-------- TEXT

University of Arkansas School of Law alumni are located in all 50 states, the District of Columbia, two territories and 20 countries. The school’s friends broaden its reach further. Here, you can find information on what individuals, corporations and foundations are doing to support the School of Law and its strategic objectives.
Jason Bailey (J.D. ’15) has joined the Memphis office of the United States Equal Employment Opportunity Commission. In this capacity, he prosecutes employment discrimination cases in federal court on behalf of the EEOC and provides legal advice to investigators. Bailey recently completed a two-year clerkship with the Hon. Susan O. Hickey (J.D. ’81) U.S. District Judge for the Western District of Arkansas.
Steve Clark (J.D. ’71) is the emcee for Unreliable Sources! the 2018 Northwest Arkansas Gridiron. The show, an annual satirical look at politics and culture, is a joint production of the local chapters of the Society of Professional Journalists and the American Association of University Women. Current and former journalists produce and perform the spoof of local, statewide and national news to raise funds for journalism scholarships. The show runs Oct. 12-13 at the Arkansas Public Theatre in Rogers. Tickets are available on the Northwest Arkansas Gridiron website. Clark is the president and CEO of the Fayetteville Chamber of Commerce.
Clifford M. “Joe” Cole (J. D. ’82) is the author of The Piggott Boys, a newly-released book about the northeastern Arkansas town and its citizens during WW II. Cole, who practiced law in Memphis for years, now practices in his home town of Piggott. He and his wife also operate the Piggott City Market, located on the town square, that carries locally-produced products and crafts. Cole and the book are the subject of Rex Nelson’s Sept. 26 column “The Piggott Boys” that appeared in the Northwest Arkansas Democrat Gazette.
Janie Simms Hipp (LL.M. ’96) has been named executive director of the newly-created Native American Agricultural Fund. The fund was created with a portion, $266 million, of the cy prés funds resulting from the settlement reached in Keepseagle v. Vilsack, a landmark 1999 case filed by George and Marilyn Keepseagle, both Standing Rock Sioux, charging the U.S. Department of Agriculture with systemic discrimination against Native farmers and ranchers. Hundreds of other Native farmers and ranchers later joined the suit. The fund is the largest philanthropic organization devoted solely to Native Americans. Its mission is to promote the continued engagement of Native Americans in agriculture by “funding of business assistance, agricultural education, technical support and advocacy services to Native American farmers.” Read Steve Dubb’s article “The Difficult Birth of a New American Indian Fund" in the Nonprofit Quarterly.

----------------

__GOALS__.
1: Print the part of the alumni news starting with "University of Arkansas" and going on through "its strategic objectives.".
2: Check each statement against the alumni news and answer yes or no, quoting the words from the text that settle it. (a) Steve Clark heads the Fayetteville Chamber of Commerce. (b) Jason Bailey joined the Little Rock office of the Equal Employment Opportunity Commission. (c) The Native American Agricultural Fund was started with $266 million from the Keepseagle v. Vilsack settlement.
You can leave the listing aside; nothing here depends on it.

-------- DATA LINES

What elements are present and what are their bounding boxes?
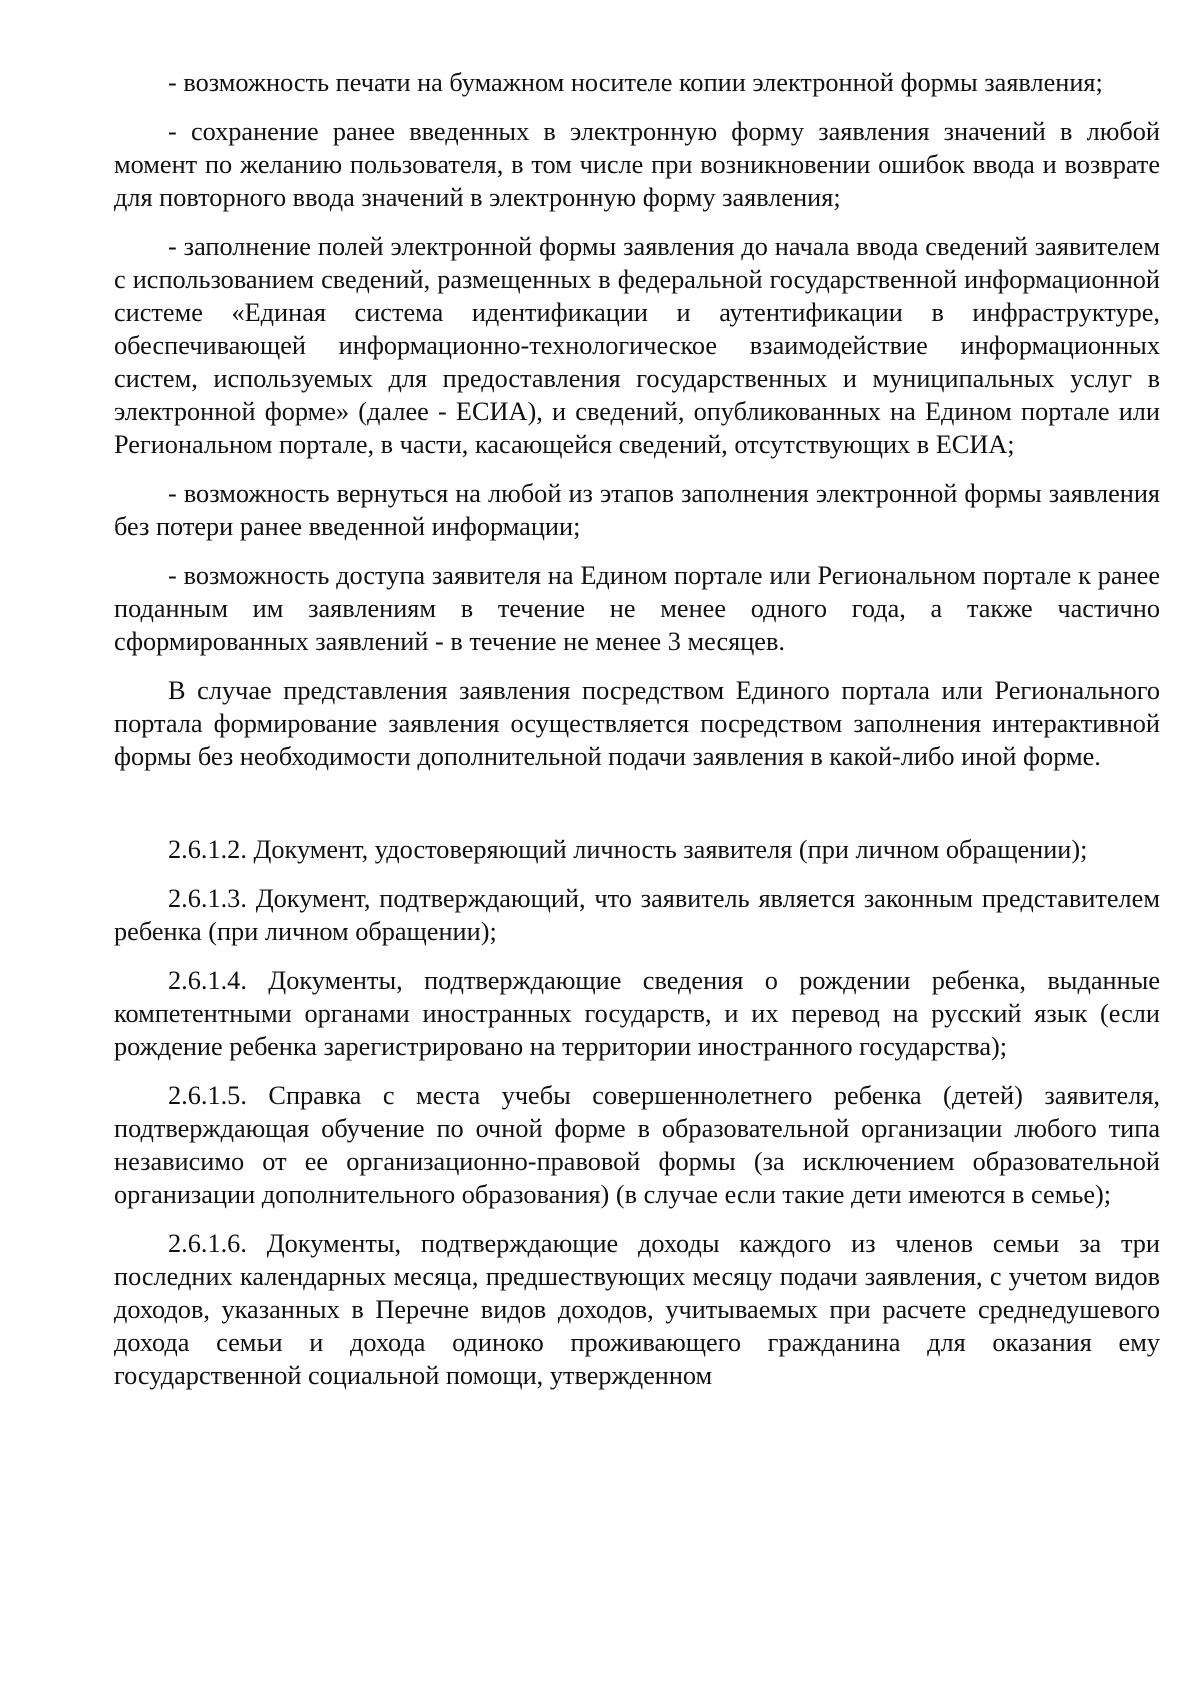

----------------

__SOLUTIONS TO THE PROBLEMS__.
1:
University of Arkansas School of Law alumni are located in all 50 states, the District of Columbia, two territories and 20 countries. The school’s friends broaden its reach further. Here, you can find information on what individuals, corporations and foundations are doing to support the School of Law and its strategic objectives.

2:
(a) Yes: "Clark is the president and CEO of the Fayetteville Chamber of Commerce."
(b) No: "has joined the Memphis office of the United States Equal Employment Opportunity Commission"
(c) Yes: "The fund was created with a portion, $266 million, of the cy prés funds resulting from the settlement reached in Keepseagle v. Vilsack"